Description of the task -> Could each entry be returned exactly as it appears?

START Information shown

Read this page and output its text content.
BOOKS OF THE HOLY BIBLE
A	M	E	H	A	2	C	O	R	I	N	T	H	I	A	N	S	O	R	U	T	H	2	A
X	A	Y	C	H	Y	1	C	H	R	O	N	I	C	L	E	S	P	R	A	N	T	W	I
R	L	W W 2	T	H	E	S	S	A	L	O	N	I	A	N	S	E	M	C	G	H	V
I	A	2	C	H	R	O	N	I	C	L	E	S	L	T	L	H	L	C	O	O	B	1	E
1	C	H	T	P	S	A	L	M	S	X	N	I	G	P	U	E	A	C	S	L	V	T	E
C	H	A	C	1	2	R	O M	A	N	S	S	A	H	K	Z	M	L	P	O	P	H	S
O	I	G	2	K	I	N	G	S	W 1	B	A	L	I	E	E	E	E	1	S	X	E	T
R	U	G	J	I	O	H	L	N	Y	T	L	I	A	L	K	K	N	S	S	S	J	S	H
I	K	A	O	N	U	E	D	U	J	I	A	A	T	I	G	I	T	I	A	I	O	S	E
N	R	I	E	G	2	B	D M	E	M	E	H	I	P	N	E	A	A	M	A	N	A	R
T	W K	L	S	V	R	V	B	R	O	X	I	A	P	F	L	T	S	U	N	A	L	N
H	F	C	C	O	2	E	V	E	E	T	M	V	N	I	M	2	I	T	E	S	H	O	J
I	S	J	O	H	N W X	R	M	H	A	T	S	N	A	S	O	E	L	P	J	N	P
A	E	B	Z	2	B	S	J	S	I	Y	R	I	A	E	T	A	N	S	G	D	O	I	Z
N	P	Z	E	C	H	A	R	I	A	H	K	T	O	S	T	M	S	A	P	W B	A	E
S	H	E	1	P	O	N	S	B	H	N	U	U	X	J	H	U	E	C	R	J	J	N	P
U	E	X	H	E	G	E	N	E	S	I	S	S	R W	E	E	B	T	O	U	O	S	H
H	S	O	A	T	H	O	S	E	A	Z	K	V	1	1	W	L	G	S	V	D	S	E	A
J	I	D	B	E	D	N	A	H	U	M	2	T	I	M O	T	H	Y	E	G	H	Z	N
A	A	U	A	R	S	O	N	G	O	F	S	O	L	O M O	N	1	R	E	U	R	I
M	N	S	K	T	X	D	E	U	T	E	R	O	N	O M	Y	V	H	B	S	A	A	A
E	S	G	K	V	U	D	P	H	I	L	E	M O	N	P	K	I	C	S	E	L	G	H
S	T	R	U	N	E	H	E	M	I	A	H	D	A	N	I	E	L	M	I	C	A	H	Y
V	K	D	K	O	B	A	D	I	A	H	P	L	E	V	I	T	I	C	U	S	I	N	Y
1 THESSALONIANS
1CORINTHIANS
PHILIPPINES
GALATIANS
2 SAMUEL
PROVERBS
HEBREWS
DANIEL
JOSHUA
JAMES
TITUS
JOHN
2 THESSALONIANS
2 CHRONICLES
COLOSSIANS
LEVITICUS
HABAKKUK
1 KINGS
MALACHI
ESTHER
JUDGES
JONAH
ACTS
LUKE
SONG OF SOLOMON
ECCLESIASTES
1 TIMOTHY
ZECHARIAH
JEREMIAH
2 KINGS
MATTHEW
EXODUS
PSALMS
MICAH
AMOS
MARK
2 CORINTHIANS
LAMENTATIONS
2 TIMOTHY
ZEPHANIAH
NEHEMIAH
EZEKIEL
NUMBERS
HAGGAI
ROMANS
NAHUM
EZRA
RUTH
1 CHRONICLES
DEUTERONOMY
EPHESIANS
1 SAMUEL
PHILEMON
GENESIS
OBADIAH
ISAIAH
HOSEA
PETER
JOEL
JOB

END Information shown

Exercise output ->
Read this page and output its text content.
BOOKS OF THE HOLY BIBLE
A	M	E	H	A	2	C	O	R	I	N	T	H	I	A	N	S	O	R	U	T	H	2	A
X	A	Y	C	H	Y	1	C	H	R	O	N	I	C	L	E	S	P	R	A	N	T	W	I
R	L	W W 2	T	H	E	S	S	A	L	O	N	I	A	N	S	E	M	C	G	H	V
I	A	2	C	H	R	O	N	I	C	L	E	S	L	T	L	H	L	C	O	O	B	1	E
1	C	H	T	P	S	A	L	M	S	X	N	I	G	P	U	E	A	C	S	L	V	T	E
C	H	A	C	1	2	R	O M	A	N	S	S	A	H	K	Z	M	L	P	O	P	H	S
O	I	G	2	K	I	N	G	S	W 1	B	A	L	I	E	E	E	E	1	S	X	E	T
R	U	G	J	I	O	H	L	N	Y	T	L	I	A	L	K	K	N	S	S	S	J	S	H
I	K	A	O	N	U	E	D	U	J	I	A	A	T	I	G	I	T	I	A	I	O	S	E
N	R	I	E	G	2	B	D M	E	M	E	H	I	P	N	E	A	A	M	A	N	A	R
T	W K	L	S	V	R	V	B	R	O	X	I	A	P	F	L	T	S	U	N	A	L	N
H	F	C	C	O	2	E	V	E	E	T	M	V	N	I	M	2	I	T	E	S	H	O	J
I	S	J	O	H	N W X	R	M	H	A	T	S	N	A	S	O	E	L	P	J	N	P
A	E	B	Z	2	B	S	J	S	I	Y	R	I	A	E	T	A	N	S	G	D	O	I	Z
N	P	Z	E	C	H	A	R	I	A	H	K	T	O	S	T	M	S	A	P	W B	A	E
S	H	E	1	P	O	N	S	B	H	N	U	U	X	J	H	U	E	C	R	J	J	N	P
U	E	X	H	E	G	E	N	E	S	I	S	S	R W	E	E	B	T	O	U	O	S	H
H	S	O	A	T	H	O	S	E	A	Z	K	V	1	1	W	L	G	S	V	D	S	E	A
J	I	D	B	E	D	N	A	H	U	M	2	T	I	M O	T	H	Y	E	G	H	Z	N
A	A	U	A	R	S	O	N	G	O	F	S	O	L	O M O	N	1	R	E	U	R	I
M	N	S	K	T	X	D	E	U	T	E	R	O	N	O M	Y	V	H	B	S	A	A	A
E	S	G	K	V	U	D	P	H	I	L	E	M O	N	P	K	I	C	S	E	L	G	H
S	T	R	U	N	E	H	E	M	I	A	H	D	A	N	I	E	L	M	I	C	A	H	Y
V	K	D	K	O	B	A	D	I	A	H	P	L	E	V	I	T	I	C	U	S	I	N	Y
1 THESSALONIANS
1CORINTHIANS
PHILIPPINES
GALATIANS
2 SAMUEL
PROVERBS
HEBREWS
DANIEL
JOSHUA
JAMES
TITUS
JOHN
2 THESSALONIANS
2 CHRONICLES
COLOSSIANS
LEVITICUS
HABAKKUK
1 KINGS
MALACHI
ESTHER
JUDGES
JONAH
ACTS
LUKE
SONG OF SOLOMON
ECCLESIASTES
1 TIMOTHY
ZECHARIAH
JEREMIAH
2 KINGS
MATTHEW
EXODUS
PSALMS
MICAH
AMOS
MARK
2 CORINTHIANS
LAMENTATIONS
2 TIMOTHY
ZEPHANIAH
NEHEMIAH
EZEKIEL
NUMBERS
HAGGAI
ROMANS
NAHUM
EZRA
RUTH
1 CHRONICLES
DEUTERONOMY
EPHESIANS
1 SAMUEL
PHILEMON
GENESIS
OBADIAH
ISAIAH
HOSEA
PETER
JOEL
JOB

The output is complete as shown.